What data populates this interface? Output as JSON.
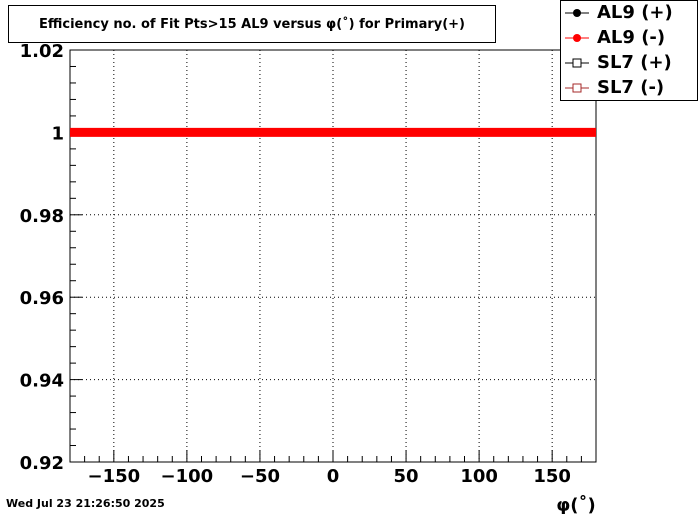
{
  "chart_data": {
    "type": "line",
    "title": "Efficiency no. of Fit Pts>15 AL9 versus φ(˚) for Primary(+)",
    "xlabel": "φ(˚)",
    "ylabel": "",
    "xlim": [
      -180,
      180
    ],
    "ylim": [
      0.92,
      1.02
    ],
    "x_ticks": [
      -150,
      -100,
      -50,
      0,
      50,
      100,
      150
    ],
    "x_tick_labels": [
      "−150",
      "−100",
      "−50",
      "0",
      "50",
      "100",
      "150"
    ],
    "y_ticks": [
      0.92,
      0.94,
      0.96,
      0.98,
      1.0,
      1.02
    ],
    "y_tick_labels": [
      "0.92",
      "0.94",
      "0.96",
      "0.98",
      "1",
      "1.02"
    ],
    "grid": true,
    "legend_position": "top-right",
    "series": [
      {
        "name": "AL9 (+)",
        "marker": "filled-circle",
        "color": "#000000",
        "x": [
          -180,
          180
        ],
        "y": [
          1.0,
          1.0
        ]
      },
      {
        "name": "AL9 (-)",
        "marker": "filled-circle",
        "color": "#ff0000",
        "x": [
          -180,
          180
        ],
        "y": [
          1.0,
          1.0
        ]
      },
      {
        "name": "SL7 (+)",
        "marker": "open-square",
        "color": "#000000",
        "x": [
          -180,
          180
        ],
        "y": [
          1.0,
          1.0
        ]
      },
      {
        "name": "SL7 (-)",
        "marker": "open-square",
        "color": "#a52a2a",
        "x": [
          -180,
          180
        ],
        "y": [
          1.0,
          1.0
        ]
      }
    ]
  },
  "footer": {
    "timestamp": "Wed Jul 23 21:26:50 2025"
  }
}
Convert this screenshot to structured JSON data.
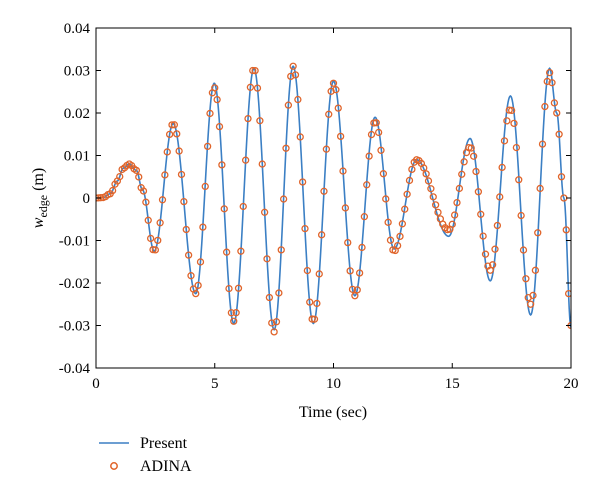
{
  "chart_data": {
    "type": "line",
    "title": "",
    "xlabel": "Time (sec)",
    "ylabel": {
      "variable": "w",
      "subscript": "edge",
      "unit": "(m)"
    },
    "xlim": [
      0,
      20
    ],
    "ylim": [
      -0.04,
      0.04
    ],
    "x_ticks": [
      0,
      5,
      10,
      15,
      20
    ],
    "x_tick_labels": [
      "0",
      "5",
      "10",
      "15",
      "20"
    ],
    "y_ticks": [
      -0.04,
      -0.03,
      -0.02,
      -0.01,
      0,
      0.01,
      0.02,
      0.03,
      0.04
    ],
    "y_tick_labels": [
      "-0.04",
      "-0.03",
      "-0.02",
      "-0.01",
      "0",
      "0.01",
      "0.02",
      "0.03",
      "0.04"
    ],
    "grid": false,
    "legend_position": "below-left",
    "series": [
      {
        "name": "Present",
        "style": "line",
        "color": "#3b7fc4",
        "x": [
          0,
          0.3,
          0.6,
          0.9,
          1.15,
          1.4,
          1.7,
          1.95,
          2.45,
          3.25,
          4.2,
          4.98,
          5.8,
          6.65,
          7.5,
          8.3,
          9.15,
          10.0,
          10.9,
          11.75,
          12.55,
          13.5,
          14.85,
          15.75,
          16.6,
          17.45,
          18.3,
          19.1,
          19.4,
          19.7,
          20.0
        ],
        "y": [
          0,
          0.0001,
          0.001,
          0.004,
          0.007,
          0.008,
          0.0065,
          0.002,
          -0.0125,
          0.0175,
          -0.0225,
          0.027,
          -0.0295,
          0.0305,
          -0.031,
          0.031,
          -0.0295,
          0.0275,
          -0.023,
          0.019,
          -0.012,
          0.009,
          -0.009,
          0.014,
          -0.0195,
          0.024,
          -0.0275,
          0.0305,
          0.02,
          0.0,
          -0.0305
        ]
      },
      {
        "name": "ADINA",
        "style": "markers",
        "marker": "circle-open",
        "color": "#e0642a",
        "x": [
          0,
          0.3,
          0.6,
          0.9,
          1.15,
          1.4,
          1.7,
          1.95,
          2.45,
          3.25,
          4.2,
          4.98,
          5.8,
          6.65,
          7.5,
          8.3,
          9.15,
          10.0,
          10.9,
          11.75,
          12.55,
          13.5,
          14.85,
          15.75,
          16.6,
          17.45,
          18.3,
          19.1,
          19.4,
          19.7,
          20.0
        ],
        "y": [
          0,
          0.0001,
          0.001,
          0.004,
          0.007,
          0.008,
          0.0065,
          0.002,
          -0.0125,
          0.0175,
          -0.0225,
          0.026,
          -0.029,
          0.0305,
          -0.0315,
          0.031,
          -0.029,
          0.027,
          -0.023,
          0.018,
          -0.0125,
          0.009,
          -0.0075,
          0.012,
          -0.017,
          0.021,
          -0.025,
          0.0295,
          0.02,
          0.0,
          -0.03
        ]
      }
    ]
  }
}
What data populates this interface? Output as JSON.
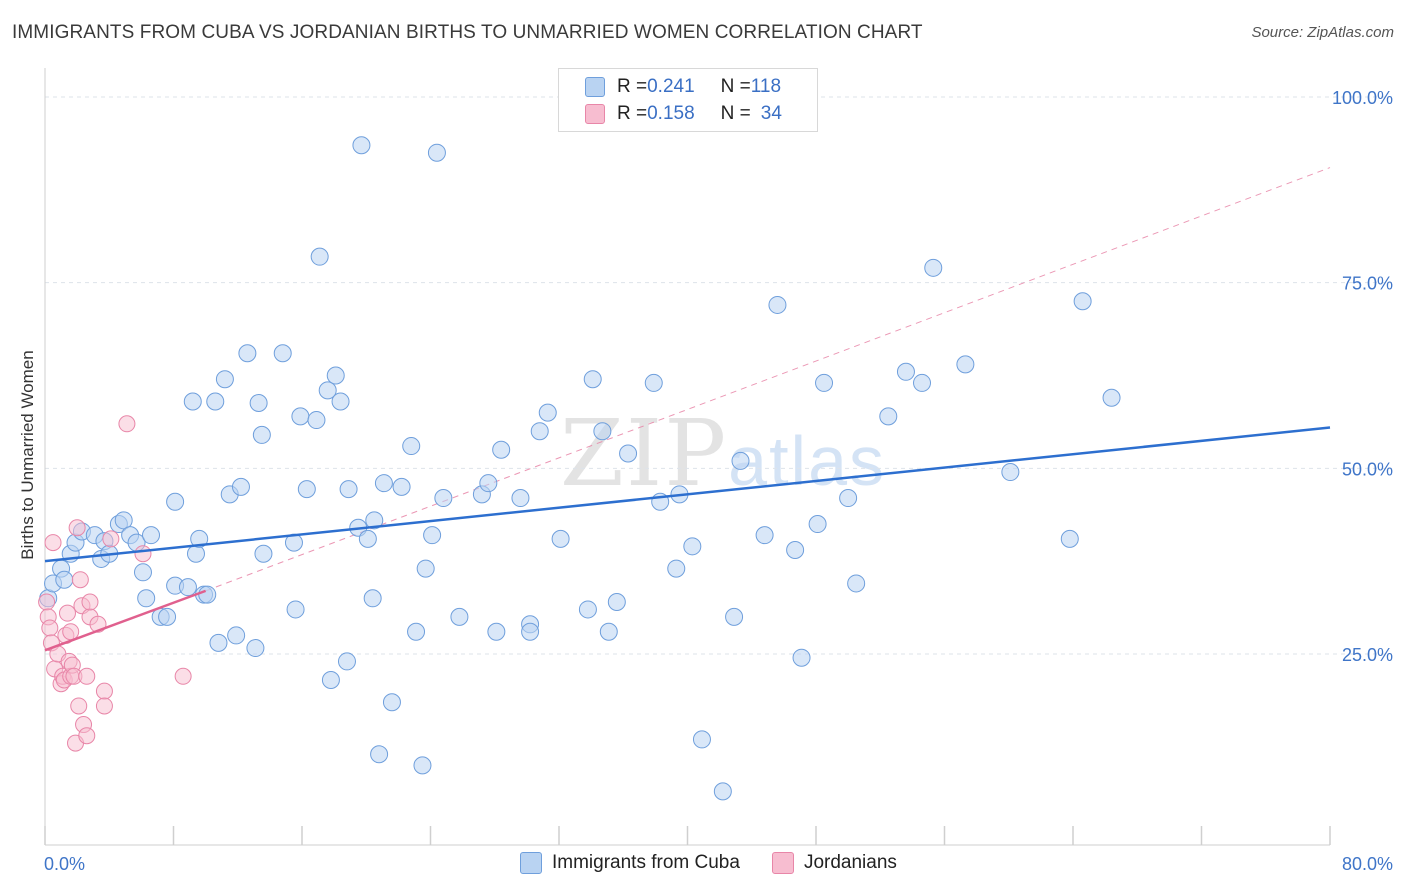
{
  "title": "IMMIGRANTS FROM CUBA VS JORDANIAN BIRTHS TO UNMARRIED WOMEN CORRELATION CHART",
  "source": "Source: ZipAtlas.com",
  "watermark": {
    "zip": "ZIP",
    "atlas": "atlas"
  },
  "legend_top": {
    "rows": [
      {
        "r_label": "R = ",
        "r_value": "0.241",
        "n_label": "N = ",
        "n_value": "118"
      },
      {
        "r_label": "R = ",
        "r_value": "0.158",
        "n_label": "N = ",
        "n_value": "34"
      }
    ]
  },
  "colors": {
    "cuba_fill": "#b9d3f2",
    "cuba_stroke": "#6f9fdc",
    "cuba_line": "#2d6fcf",
    "jordan_fill": "#f7bdd0",
    "jordan_stroke": "#e886a8",
    "jordan_line": "#e0608e",
    "grid": "#dde3ea",
    "axis_text": "#3f75c8"
  },
  "chart_data": {
    "type": "scatter",
    "title": "IMMIGRANTS FROM CUBA VS JORDANIAN BIRTHS TO UNMARRIED WOMEN CORRELATION CHART",
    "xlabel": "",
    "ylabel": "Births to Unmarried Women",
    "xlim": [
      0,
      80
    ],
    "ylim": [
      0,
      100
    ],
    "x_tick_labels": [
      "0.0%",
      "80.0%"
    ],
    "y_tick_labels": [
      "100.0%",
      "75.0%",
      "50.0%",
      "25.0%"
    ],
    "y_ticks": [
      100,
      75,
      50,
      25
    ],
    "legend_position": "bottom-center",
    "series": [
      {
        "name": "Immigrants from Cuba",
        "r": 0.241,
        "n": 118,
        "trend": {
          "x": [
            0,
            80
          ],
          "y": [
            37.5,
            55.5
          ]
        },
        "points": [
          [
            0.2,
            32.5
          ],
          [
            0.5,
            34.5
          ],
          [
            1.0,
            36.5
          ],
          [
            1.2,
            35
          ],
          [
            1.6,
            38.5
          ],
          [
            1.9,
            40
          ],
          [
            2.3,
            41.5
          ],
          [
            3.1,
            41
          ],
          [
            3.5,
            37.8
          ],
          [
            3.7,
            40.2
          ],
          [
            4.0,
            38.5
          ],
          [
            4.6,
            42.5
          ],
          [
            4.9,
            43
          ],
          [
            5.3,
            41
          ],
          [
            5.7,
            40
          ],
          [
            6.1,
            36
          ],
          [
            6.3,
            32.5
          ],
          [
            6.6,
            41
          ],
          [
            7.2,
            30
          ],
          [
            7.6,
            30
          ],
          [
            8.1,
            34.2
          ],
          [
            8.1,
            45.5
          ],
          [
            8.9,
            34
          ],
          [
            9.2,
            59
          ],
          [
            9.4,
            38.5
          ],
          [
            9.6,
            40.5
          ],
          [
            9.9,
            33
          ],
          [
            10.1,
            33
          ],
          [
            10.6,
            59
          ],
          [
            10.8,
            26.5
          ],
          [
            11.2,
            62
          ],
          [
            11.5,
            46.5
          ],
          [
            11.9,
            27.5
          ],
          [
            12.2,
            47.5
          ],
          [
            12.6,
            65.5
          ],
          [
            13.1,
            25.8
          ],
          [
            13.3,
            58.8
          ],
          [
            13.5,
            54.5
          ],
          [
            13.6,
            38.5
          ],
          [
            14.8,
            65.5
          ],
          [
            15.5,
            40
          ],
          [
            15.6,
            31
          ],
          [
            15.9,
            57
          ],
          [
            16.3,
            47.2
          ],
          [
            16.9,
            56.5
          ],
          [
            17.1,
            78.5
          ],
          [
            17.6,
            60.5
          ],
          [
            17.8,
            21.5
          ],
          [
            18.1,
            62.5
          ],
          [
            18.4,
            59
          ],
          [
            18.8,
            24
          ],
          [
            18.9,
            47.2
          ],
          [
            19.5,
            42
          ],
          [
            19.7,
            93.5
          ],
          [
            20.1,
            40.5
          ],
          [
            20.4,
            32.5
          ],
          [
            20.5,
            43
          ],
          [
            20.8,
            11.5
          ],
          [
            21.1,
            48
          ],
          [
            21.6,
            18.5
          ],
          [
            22.2,
            47.5
          ],
          [
            22.8,
            53
          ],
          [
            23.1,
            28
          ],
          [
            23.5,
            10
          ],
          [
            23.7,
            36.5
          ],
          [
            24.1,
            41
          ],
          [
            24.4,
            92.5
          ],
          [
            24.8,
            46
          ],
          [
            25.8,
            30
          ],
          [
            27.2,
            46.5
          ],
          [
            27.6,
            48
          ],
          [
            28.1,
            28
          ],
          [
            28.4,
            52.5
          ],
          [
            29.6,
            46
          ],
          [
            30.2,
            29
          ],
          [
            30.2,
            28
          ],
          [
            30.8,
            55
          ],
          [
            31.3,
            57.5
          ],
          [
            32.1,
            40.5
          ],
          [
            33.8,
            31
          ],
          [
            34.1,
            62
          ],
          [
            34.7,
            55
          ],
          [
            35.1,
            28
          ],
          [
            35.6,
            32
          ],
          [
            36.3,
            52
          ],
          [
            37.9,
            61.5
          ],
          [
            38.3,
            45.5
          ],
          [
            39.3,
            36.5
          ],
          [
            39.5,
            46.5
          ],
          [
            40.3,
            39.5
          ],
          [
            40.9,
            13.5
          ],
          [
            42.2,
            6.5
          ],
          [
            42.9,
            30
          ],
          [
            43.3,
            51
          ],
          [
            44.8,
            41
          ],
          [
            45.6,
            72
          ],
          [
            46.7,
            39
          ],
          [
            47.1,
            24.5
          ],
          [
            48.1,
            42.5
          ],
          [
            48.5,
            61.5
          ],
          [
            50.0,
            46
          ],
          [
            50.5,
            34.5
          ],
          [
            52.5,
            57
          ],
          [
            53.6,
            63
          ],
          [
            54.6,
            61.5
          ],
          [
            55.3,
            77
          ],
          [
            57.3,
            64
          ],
          [
            60.1,
            49.5
          ],
          [
            63.8,
            40.5
          ],
          [
            64.6,
            72.5
          ],
          [
            66.4,
            59.5
          ]
        ]
      },
      {
        "name": "Jordanians",
        "r": 0.158,
        "n": 34,
        "trend": {
          "x": [
            0,
            10
          ],
          "y": [
            25.5,
            33.5
          ]
        },
        "trend_dashed": {
          "x": [
            10,
            80
          ],
          "y": [
            33.5,
            90.5
          ]
        },
        "points": [
          [
            0.1,
            32
          ],
          [
            0.2,
            30
          ],
          [
            0.3,
            28.5
          ],
          [
            0.4,
            26.5
          ],
          [
            0.5,
            40
          ],
          [
            0.6,
            23
          ],
          [
            0.8,
            25
          ],
          [
            1.0,
            21
          ],
          [
            1.1,
            22
          ],
          [
            1.2,
            21.5
          ],
          [
            1.3,
            27.5
          ],
          [
            1.4,
            30.5
          ],
          [
            1.5,
            24
          ],
          [
            1.6,
            28
          ],
          [
            1.6,
            22
          ],
          [
            1.7,
            23.5
          ],
          [
            1.8,
            22
          ],
          [
            1.9,
            13
          ],
          [
            2.0,
            42
          ],
          [
            2.1,
            18
          ],
          [
            2.2,
            35
          ],
          [
            2.3,
            31.5
          ],
          [
            2.4,
            15.5
          ],
          [
            2.6,
            14
          ],
          [
            2.6,
            22
          ],
          [
            2.8,
            30
          ],
          [
            2.8,
            32
          ],
          [
            3.3,
            29
          ],
          [
            3.7,
            20
          ],
          [
            3.7,
            18
          ],
          [
            4.1,
            40.5
          ],
          [
            5.1,
            56
          ],
          [
            6.1,
            38.5
          ],
          [
            8.6,
            22
          ]
        ]
      }
    ]
  },
  "bottom_legend": [
    {
      "label": "Immigrants from Cuba"
    },
    {
      "label": "Jordanians"
    }
  ]
}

> _Task brief_
Collect every line with the string "title" from the records, and copy each.

> _Written solution_
    "title": "Efficiency no. of Fit Pts>15 AL9 versus φ(˚) for Primary(+)",
    "title": "",
  "title": "IMMIGRANTS FROM CUBA VS JORDANIAN BIRTHS TO UNMARRIED WOMEN CORRELATION CHART",
    "title": "IMMIGRANTS FROM CUBA VS JORDANIAN BIRTHS TO UNMARRIED WOMEN CORRELATION CHART",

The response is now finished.